■ **STATED EXERCISE**: Below you will find a set of lines. Repeat them all exactly.

■ **SUPPLIED RECORDS**:

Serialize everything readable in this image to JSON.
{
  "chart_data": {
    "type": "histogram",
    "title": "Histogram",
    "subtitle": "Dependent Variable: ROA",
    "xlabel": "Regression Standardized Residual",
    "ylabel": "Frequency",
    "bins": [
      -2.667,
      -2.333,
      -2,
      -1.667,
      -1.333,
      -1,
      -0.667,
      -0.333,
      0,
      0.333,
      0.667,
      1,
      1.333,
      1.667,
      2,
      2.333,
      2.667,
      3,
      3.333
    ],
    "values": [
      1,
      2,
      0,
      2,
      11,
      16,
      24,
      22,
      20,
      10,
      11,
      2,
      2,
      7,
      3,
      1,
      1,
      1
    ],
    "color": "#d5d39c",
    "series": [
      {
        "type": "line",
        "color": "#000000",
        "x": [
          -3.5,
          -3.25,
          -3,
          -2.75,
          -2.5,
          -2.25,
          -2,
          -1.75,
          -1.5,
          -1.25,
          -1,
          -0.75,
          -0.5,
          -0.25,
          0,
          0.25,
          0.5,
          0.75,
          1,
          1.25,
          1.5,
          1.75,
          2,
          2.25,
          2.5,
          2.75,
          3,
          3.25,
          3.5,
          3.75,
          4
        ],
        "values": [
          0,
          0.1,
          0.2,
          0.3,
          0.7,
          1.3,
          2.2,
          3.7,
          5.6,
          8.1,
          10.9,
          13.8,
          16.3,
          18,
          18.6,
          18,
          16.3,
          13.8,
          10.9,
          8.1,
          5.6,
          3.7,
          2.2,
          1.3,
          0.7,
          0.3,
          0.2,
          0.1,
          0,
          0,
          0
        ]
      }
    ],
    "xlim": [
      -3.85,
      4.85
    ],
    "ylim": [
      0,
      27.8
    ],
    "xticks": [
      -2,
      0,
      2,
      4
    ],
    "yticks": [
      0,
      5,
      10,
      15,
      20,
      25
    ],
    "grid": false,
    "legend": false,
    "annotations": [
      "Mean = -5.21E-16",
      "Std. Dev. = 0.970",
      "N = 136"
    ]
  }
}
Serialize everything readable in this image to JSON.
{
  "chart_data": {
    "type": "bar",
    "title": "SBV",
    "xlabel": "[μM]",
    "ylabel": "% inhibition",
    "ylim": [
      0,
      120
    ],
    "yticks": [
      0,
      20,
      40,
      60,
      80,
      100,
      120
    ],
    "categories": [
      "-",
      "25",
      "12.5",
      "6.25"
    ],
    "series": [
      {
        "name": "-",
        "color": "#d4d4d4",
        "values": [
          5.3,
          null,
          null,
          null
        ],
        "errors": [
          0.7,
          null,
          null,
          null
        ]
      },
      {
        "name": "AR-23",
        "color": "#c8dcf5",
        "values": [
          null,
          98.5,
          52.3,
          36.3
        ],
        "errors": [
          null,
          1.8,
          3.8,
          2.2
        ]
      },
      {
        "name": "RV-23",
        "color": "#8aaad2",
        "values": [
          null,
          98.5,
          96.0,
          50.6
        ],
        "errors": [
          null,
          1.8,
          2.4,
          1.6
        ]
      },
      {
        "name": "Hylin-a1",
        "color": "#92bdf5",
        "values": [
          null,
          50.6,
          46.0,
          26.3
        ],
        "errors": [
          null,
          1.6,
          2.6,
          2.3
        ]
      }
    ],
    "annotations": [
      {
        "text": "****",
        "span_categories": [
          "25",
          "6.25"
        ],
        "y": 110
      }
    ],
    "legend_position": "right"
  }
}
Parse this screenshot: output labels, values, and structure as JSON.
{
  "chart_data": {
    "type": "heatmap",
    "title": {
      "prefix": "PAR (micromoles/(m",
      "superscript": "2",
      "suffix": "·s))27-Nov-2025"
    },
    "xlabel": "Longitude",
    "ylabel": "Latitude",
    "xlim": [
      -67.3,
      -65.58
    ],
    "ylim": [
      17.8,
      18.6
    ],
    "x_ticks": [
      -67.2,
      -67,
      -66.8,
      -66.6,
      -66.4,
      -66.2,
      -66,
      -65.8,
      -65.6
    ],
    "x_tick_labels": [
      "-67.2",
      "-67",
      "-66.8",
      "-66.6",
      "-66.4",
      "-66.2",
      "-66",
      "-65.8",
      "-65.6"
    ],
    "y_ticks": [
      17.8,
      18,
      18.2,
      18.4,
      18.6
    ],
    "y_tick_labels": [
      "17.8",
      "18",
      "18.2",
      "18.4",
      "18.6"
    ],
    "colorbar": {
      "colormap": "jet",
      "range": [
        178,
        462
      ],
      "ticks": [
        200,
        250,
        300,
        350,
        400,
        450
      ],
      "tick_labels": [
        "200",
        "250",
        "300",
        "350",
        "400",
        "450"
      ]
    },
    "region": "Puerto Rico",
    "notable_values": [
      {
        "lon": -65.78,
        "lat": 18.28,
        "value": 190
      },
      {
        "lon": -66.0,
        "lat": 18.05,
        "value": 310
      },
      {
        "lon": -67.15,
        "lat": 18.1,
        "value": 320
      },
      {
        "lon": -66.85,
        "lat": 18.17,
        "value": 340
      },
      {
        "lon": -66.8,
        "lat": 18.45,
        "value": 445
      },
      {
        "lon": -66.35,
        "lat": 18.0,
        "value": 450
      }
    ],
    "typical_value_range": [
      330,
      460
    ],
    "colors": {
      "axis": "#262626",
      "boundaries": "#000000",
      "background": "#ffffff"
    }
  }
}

■ **TASK RESPONSE**:
Serialize everything readable in this image to JSON.
{
  "chart_data": {
    "type": "histogram",
    "title": "Histogram",
    "subtitle": "Dependent Variable: ROA",
    "xlabel": "Regression Standardized Residual",
    "ylabel": "Frequency",
    "bins": [
      -2.667,
      -2.333,
      -2,
      -1.667,
      -1.333,
      -1,
      -0.667,
      -0.333,
      0,
      0.333,
      0.667,
      1,
      1.333,
      1.667,
      2,
      2.333,
      2.667,
      3,
      3.333
    ],
    "values": [
      1,
      2,
      0,
      2,
      11,
      16,
      24,
      22,
      20,
      10,
      11,
      2,
      2,
      7,
      3,
      1,
      1,
      1
    ],
    "color": "#d5d39c",
    "series": [
      {
        "type": "line",
        "color": "#000000",
        "x": [
          -3.5,
          -3.25,
          -3,
          -2.75,
          -2.5,
          -2.25,
          -2,
          -1.75,
          -1.5,
          -1.25,
          -1,
          -0.75,
          -0.5,
          -0.25,
          0,
          0.25,
          0.5,
          0.75,
          1,
          1.25,
          1.5,
          1.75,
          2,
          2.25,
          2.5,
          2.75,
          3,
          3.25,
          3.5,
          3.75,
          4
        ],
        "values": [
          0,
          0.1,
          0.2,
          0.3,
          0.7,
          1.3,
          2.2,
          3.7,
          5.6,
          8.1,
          10.9,
          13.8,
          16.3,
          18,
          18.6,
          18,
          16.3,
          13.8,
          10.9,
          8.1,
          5.6,
          3.7,
          2.2,
          1.3,
          0.7,
          0.3,
          0.2,
          0.1,
          0,
          0,
          0
        ]
      }
    ],
    "xlim": [
      -3.85,
      4.85
    ],
    "ylim": [
      0,
      27.8
    ],
    "xticks": [
      -2,
      0,
      2,
      4
    ],
    "yticks": [
      0,
      5,
      10,
      15,
      20,
      25
    ],
    "grid": false,
    "legend": false,
    "annotations": [
      "Mean = -5.21E-16",
      "Std. Dev. = 0.970",
      "N = 136"
    ]
  }
}
Serialize everything readable in this image to JSON.
{
  "chart_data": {
    "type": "bar",
    "title": "SBV",
    "xlabel": "[μM]",
    "ylabel": "% inhibition",
    "ylim": [
      0,
      120
    ],
    "yticks": [
      0,
      20,
      40,
      60,
      80,
      100,
      120
    ],
    "categories": [
      "-",
      "25",
      "12.5",
      "6.25"
    ],
    "series": [
      {
        "name": "-",
        "color": "#d4d4d4",
        "values": [
          5.3,
          null,
          null,
          null
        ],
        "errors": [
          0.7,
          null,
          null,
          null
        ]
      },
      {
        "name": "AR-23",
        "color": "#c8dcf5",
        "values": [
          null,
          98.5,
          52.3,
          36.3
        ],
        "errors": [
          null,
          1.8,
          3.8,
          2.2
        ]
      },
      {
        "name": "RV-23",
        "color": "#8aaad2",
        "values": [
          null,
          98.5,
          96.0,
          50.6
        ],
        "errors": [
          null,
          1.8,
          2.4,
          1.6
        ]
      },
      {
        "name": "Hylin-a1",
        "color": "#92bdf5",
        "values": [
          null,
          50.6,
          46.0,
          26.3
        ],
        "errors": [
          null,
          1.6,
          2.6,
          2.3
        ]
      }
    ],
    "annotations": [
      {
        "text": "****",
        "span_categories": [
          "25",
          "6.25"
        ],
        "y": 110
      }
    ],
    "legend_position": "right"
  }
}
Parse this screenshot: output labels, values, and structure as JSON.
{
  "chart_data": {
    "type": "heatmap",
    "title": {
      "prefix": "PAR (micromoles/(m",
      "superscript": "2",
      "suffix": "·s))27-Nov-2025"
    },
    "xlabel": "Longitude",
    "ylabel": "Latitude",
    "xlim": [
      -67.3,
      -65.58
    ],
    "ylim": [
      17.8,
      18.6
    ],
    "x_ticks": [
      -67.2,
      -67,
      -66.8,
      -66.6,
      -66.4,
      -66.2,
      -66,
      -65.8,
      -65.6
    ],
    "x_tick_labels": [
      "-67.2",
      "-67",
      "-66.8",
      "-66.6",
      "-66.4",
      "-66.2",
      "-66",
      "-65.8",
      "-65.6"
    ],
    "y_ticks": [
      17.8,
      18,
      18.2,
      18.4,
      18.6
    ],
    "y_tick_labels": [
      "17.8",
      "18",
      "18.2",
      "18.4",
      "18.6"
    ],
    "colorbar": {
      "colormap": "jet",
      "range": [
        178,
        462
      ],
      "ticks": [
        200,
        250,
        300,
        350,
        400,
        450
      ],
      "tick_labels": [
        "200",
        "250",
        "300",
        "350",
        "400",
        "450"
      ]
    },
    "region": "Puerto Rico",
    "notable_values": [
      {
        "lon": -65.78,
        "lat": 18.28,
        "value": 190
      },
      {
        "lon": -66.0,
        "lat": 18.05,
        "value": 310
      },
      {
        "lon": -67.15,
        "lat": 18.1,
        "value": 320
      },
      {
        "lon": -66.85,
        "lat": 18.17,
        "value": 340
      },
      {
        "lon": -66.8,
        "lat": 18.45,
        "value": 445
      },
      {
        "lon": -66.35,
        "lat": 18.0,
        "value": 450
      }
    ],
    "typical_value_range": [
      330,
      460
    ],
    "colors": {
      "axis": "#262626",
      "boundaries": "#000000",
      "background": "#ffffff"
    }
  }
}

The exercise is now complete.